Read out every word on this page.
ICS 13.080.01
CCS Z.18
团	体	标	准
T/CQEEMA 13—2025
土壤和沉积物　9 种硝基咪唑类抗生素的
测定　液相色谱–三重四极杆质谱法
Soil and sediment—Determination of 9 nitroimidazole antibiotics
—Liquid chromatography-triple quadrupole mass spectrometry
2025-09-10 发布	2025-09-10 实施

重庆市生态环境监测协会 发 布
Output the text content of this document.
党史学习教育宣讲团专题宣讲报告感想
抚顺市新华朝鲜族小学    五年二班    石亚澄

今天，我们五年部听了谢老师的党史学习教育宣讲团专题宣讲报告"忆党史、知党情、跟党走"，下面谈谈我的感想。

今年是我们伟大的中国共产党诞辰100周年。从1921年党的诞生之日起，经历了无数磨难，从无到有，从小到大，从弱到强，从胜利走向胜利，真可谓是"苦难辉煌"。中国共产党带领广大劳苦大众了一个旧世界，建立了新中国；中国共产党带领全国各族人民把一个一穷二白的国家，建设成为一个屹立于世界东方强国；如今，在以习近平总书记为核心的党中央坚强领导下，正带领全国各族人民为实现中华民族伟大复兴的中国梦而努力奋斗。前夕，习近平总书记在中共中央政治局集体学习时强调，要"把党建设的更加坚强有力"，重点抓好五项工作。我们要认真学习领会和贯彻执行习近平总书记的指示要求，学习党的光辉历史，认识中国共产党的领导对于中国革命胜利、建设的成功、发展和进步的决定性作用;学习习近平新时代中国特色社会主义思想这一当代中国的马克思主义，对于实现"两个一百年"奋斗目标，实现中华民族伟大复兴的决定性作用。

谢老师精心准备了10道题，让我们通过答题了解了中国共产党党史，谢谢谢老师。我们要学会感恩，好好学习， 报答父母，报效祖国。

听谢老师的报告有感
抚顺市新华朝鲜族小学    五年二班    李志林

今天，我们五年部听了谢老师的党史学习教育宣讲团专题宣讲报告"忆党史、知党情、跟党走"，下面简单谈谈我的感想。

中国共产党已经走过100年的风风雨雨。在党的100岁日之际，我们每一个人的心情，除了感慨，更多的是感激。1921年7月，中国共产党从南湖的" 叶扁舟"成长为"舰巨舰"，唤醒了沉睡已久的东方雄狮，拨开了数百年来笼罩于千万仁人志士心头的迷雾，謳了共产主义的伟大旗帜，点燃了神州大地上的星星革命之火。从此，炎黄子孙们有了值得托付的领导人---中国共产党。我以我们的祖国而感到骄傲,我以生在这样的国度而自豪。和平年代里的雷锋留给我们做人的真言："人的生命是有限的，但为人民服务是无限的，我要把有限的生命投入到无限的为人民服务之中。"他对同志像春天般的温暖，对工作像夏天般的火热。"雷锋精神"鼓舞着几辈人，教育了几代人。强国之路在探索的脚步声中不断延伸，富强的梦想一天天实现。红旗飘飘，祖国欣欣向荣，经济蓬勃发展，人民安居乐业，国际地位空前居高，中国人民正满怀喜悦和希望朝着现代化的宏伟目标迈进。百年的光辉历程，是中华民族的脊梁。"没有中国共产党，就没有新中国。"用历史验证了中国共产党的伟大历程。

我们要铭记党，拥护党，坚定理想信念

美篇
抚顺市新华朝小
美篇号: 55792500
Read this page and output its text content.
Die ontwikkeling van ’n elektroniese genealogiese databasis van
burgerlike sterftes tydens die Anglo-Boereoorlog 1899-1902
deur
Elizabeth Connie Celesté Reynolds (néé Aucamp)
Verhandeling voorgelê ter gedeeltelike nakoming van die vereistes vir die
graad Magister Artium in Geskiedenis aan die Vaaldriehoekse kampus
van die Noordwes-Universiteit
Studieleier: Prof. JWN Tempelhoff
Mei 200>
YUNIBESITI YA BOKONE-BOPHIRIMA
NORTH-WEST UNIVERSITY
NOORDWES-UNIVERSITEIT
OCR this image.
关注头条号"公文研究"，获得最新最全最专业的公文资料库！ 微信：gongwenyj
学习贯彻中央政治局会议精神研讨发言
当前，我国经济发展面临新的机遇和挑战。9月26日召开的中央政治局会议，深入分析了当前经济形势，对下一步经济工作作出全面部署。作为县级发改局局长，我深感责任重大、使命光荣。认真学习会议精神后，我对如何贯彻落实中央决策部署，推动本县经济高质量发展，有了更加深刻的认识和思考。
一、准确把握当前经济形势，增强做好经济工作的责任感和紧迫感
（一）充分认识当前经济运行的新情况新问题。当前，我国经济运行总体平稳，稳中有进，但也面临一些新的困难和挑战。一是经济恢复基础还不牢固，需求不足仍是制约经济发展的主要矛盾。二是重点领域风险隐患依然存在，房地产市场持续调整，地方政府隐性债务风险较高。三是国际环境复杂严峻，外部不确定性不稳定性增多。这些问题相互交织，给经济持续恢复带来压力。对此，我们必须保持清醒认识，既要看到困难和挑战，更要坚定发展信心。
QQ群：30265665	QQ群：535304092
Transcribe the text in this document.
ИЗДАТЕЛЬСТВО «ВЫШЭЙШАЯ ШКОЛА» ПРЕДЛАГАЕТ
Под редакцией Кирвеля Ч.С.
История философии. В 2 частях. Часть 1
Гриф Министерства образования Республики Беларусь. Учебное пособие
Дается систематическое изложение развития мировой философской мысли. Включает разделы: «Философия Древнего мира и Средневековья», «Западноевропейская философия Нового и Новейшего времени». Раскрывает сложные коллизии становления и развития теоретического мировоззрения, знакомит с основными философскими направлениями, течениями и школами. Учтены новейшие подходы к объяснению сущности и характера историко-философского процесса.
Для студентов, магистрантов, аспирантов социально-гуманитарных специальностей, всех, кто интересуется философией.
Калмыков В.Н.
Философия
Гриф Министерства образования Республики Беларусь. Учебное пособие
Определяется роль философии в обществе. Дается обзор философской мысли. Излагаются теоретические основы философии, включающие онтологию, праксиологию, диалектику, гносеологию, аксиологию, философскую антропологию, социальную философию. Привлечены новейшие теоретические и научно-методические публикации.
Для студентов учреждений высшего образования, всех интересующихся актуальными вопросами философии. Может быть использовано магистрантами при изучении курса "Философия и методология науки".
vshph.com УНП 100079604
■ ■ ■ ■
■ Task to carry out:
Send back all of the entries exactly, with nothing missing.

■ Final answer:
Read out every word on this page.
ICS 13.080.01
CCS Z.18
团	体	标	准
T/CQEEMA 13—2025
土壤和沉积物　9 种硝基咪唑类抗生素的
测定　液相色谱–三重四极杆质谱法
Soil and sediment—Determination of 9 nitroimidazole antibiotics
—Liquid chromatography-triple quadrupole mass spectrometry
2025-09-10 发布	2025-09-10 实施

重庆市生态环境监测协会 发 布
Output the text content of this document.
党史学习教育宣讲团专题宣讲报告感想
抚顺市新华朝鲜族小学    五年二班    石亚澄

今天，我们五年部听了谢老师的党史学习教育宣讲团专题宣讲报告"忆党史、知党情、跟党走"，下面谈谈我的感想。

今年是我们伟大的中国共产党诞辰100周年。从1921年党的诞生之日起，经历了无数磨难，从无到有，从小到大，从弱到强，从胜利走向胜利，真可谓是"苦难辉煌"。中国共产党带领广大劳苦大众了一个旧世界，建立了新中国；中国共产党带领全国各族人民把一个一穷二白的国家，建设成为一个屹立于世界东方强国；如今，在以习近平总书记为核心的党中央坚强领导下，正带领全国各族人民为实现中华民族伟大复兴的中国梦而努力奋斗。前夕，习近平总书记在中共中央政治局集体学习时强调，要"把党建设的更加坚强有力"，重点抓好五项工作。我们要认真学习领会和贯彻执行习近平总书记的指示要求，学习党的光辉历史，认识中国共产党的领导对于中国革命胜利、建设的成功、发展和进步的决定性作用;学习习近平新时代中国特色社会主义思想这一当代中国的马克思主义，对于实现"两个一百年"奋斗目标，实现中华民族伟大复兴的决定性作用。

谢老师精心准备了10道题，让我们通过答题了解了中国共产党党史，谢谢谢老师。我们要学会感恩，好好学习， 报答父母，报效祖国。

听谢老师的报告有感
抚顺市新华朝鲜族小学    五年二班    李志林

今天，我们五年部听了谢老师的党史学习教育宣讲团专题宣讲报告"忆党史、知党情、跟党走"，下面简单谈谈我的感想。

中国共产党已经走过100年的风风雨雨。在党的100岁日之际，我们每一个人的心情，除了感慨，更多的是感激。1921年7月，中国共产党从南湖的" 叶扁舟"成长为"舰巨舰"，唤醒了沉睡已久的东方雄狮，拨开了数百年来笼罩于千万仁人志士心头的迷雾，謳了共产主义的伟大旗帜，点燃了神州大地上的星星革命之火。从此，炎黄子孙们有了值得托付的领导人---中国共产党。我以我们的祖国而感到骄傲,我以生在这样的国度而自豪。和平年代里的雷锋留给我们做人的真言："人的生命是有限的，但为人民服务是无限的，我要把有限的生命投入到无限的为人民服务之中。"他对同志像春天般的温暖，对工作像夏天般的火热。"雷锋精神"鼓舞着几辈人，教育了几代人。强国之路在探索的脚步声中不断延伸，富强的梦想一天天实现。红旗飘飘，祖国欣欣向荣，经济蓬勃发展，人民安居乐业，国际地位空前居高，中国人民正满怀喜悦和希望朝着现代化的宏伟目标迈进。百年的光辉历程，是中华民族的脊梁。"没有中国共产党，就没有新中国。"用历史验证了中国共产党的伟大历程。

我们要铭记党，拥护党，坚定理想信念

美篇
抚顺市新华朝小
美篇号: 55792500
Read this page and output its text content.
Die ontwikkeling van ’n elektroniese genealogiese databasis van
burgerlike sterftes tydens die Anglo-Boereoorlog 1899-1902
deur
Elizabeth Connie Celesté Reynolds (néé Aucamp)
Verhandeling voorgelê ter gedeeltelike nakoming van die vereistes vir die
graad Magister Artium in Geskiedenis aan die Vaaldriehoekse kampus
van die Noordwes-Universiteit
Studieleier: Prof. JWN Tempelhoff
Mei 200>
YUNIBESITI YA BOKONE-BOPHIRIMA
NORTH-WEST UNIVERSITY
NOORDWES-UNIVERSITEIT
OCR this image.
关注头条号"公文研究"，获得最新最全最专业的公文资料库！ 微信：gongwenyj
学习贯彻中央政治局会议精神研讨发言
当前，我国经济发展面临新的机遇和挑战。9月26日召开的中央政治局会议，深入分析了当前经济形势，对下一步经济工作作出全面部署。作为县级发改局局长，我深感责任重大、使命光荣。认真学习会议精神后，我对如何贯彻落实中央决策部署，推动本县经济高质量发展，有了更加深刻的认识和思考。
一、准确把握当前经济形势，增强做好经济工作的责任感和紧迫感
（一）充分认识当前经济运行的新情况新问题。当前，我国经济运行总体平稳，稳中有进，但也面临一些新的困难和挑战。一是经济恢复基础还不牢固，需求不足仍是制约经济发展的主要矛盾。二是重点领域风险隐患依然存在，房地产市场持续调整，地方政府隐性债务风险较高。三是国际环境复杂严峻，外部不确定性不稳定性增多。这些问题相互交织，给经济持续恢复带来压力。对此，我们必须保持清醒认识，既要看到困难和挑战，更要坚定发展信心。
QQ群：30265665	QQ群：535304092
Transcribe the text in this document.
ИЗДАТЕЛЬСТВО «ВЫШЭЙШАЯ ШКОЛА» ПРЕДЛАГАЕТ
Под редакцией Кирвеля Ч.С.
История философии. В 2 частях. Часть 1
Гриф Министерства образования Республики Беларусь. Учебное пособие
Дается систематическое изложение развития мировой философской мысли. Включает разделы: «Философия Древнего мира и Средневековья», «Западноевропейская философия Нового и Новейшего времени». Раскрывает сложные коллизии становления и развития теоретического мировоззрения, знакомит с основными философскими направлениями, течениями и школами. Учтены новейшие подходы к объяснению сущности и характера историко-философского процесса.
Для студентов, магистрантов, аспирантов социально-гуманитарных специальностей, всех, кто интересуется философией.
Калмыков В.Н.
Философия
Гриф Министерства образования Республики Беларусь. Учебное пособие
Определяется роль философии в обществе. Дается обзор философской мысли. Излагаются теоретические основы философии, включающие онтологию, праксиологию, диалектику, гносеологию, аксиологию, философскую антропологию, социальную философию. Привлечены новейшие теоретические и научно-методические публикации.
Для студентов учреждений высшего образования, всех интересующихся актуальными вопросами философии. Может быть использовано магистрантами при изучении курса "Философия и методология науки".
vshph.com УНП 100079604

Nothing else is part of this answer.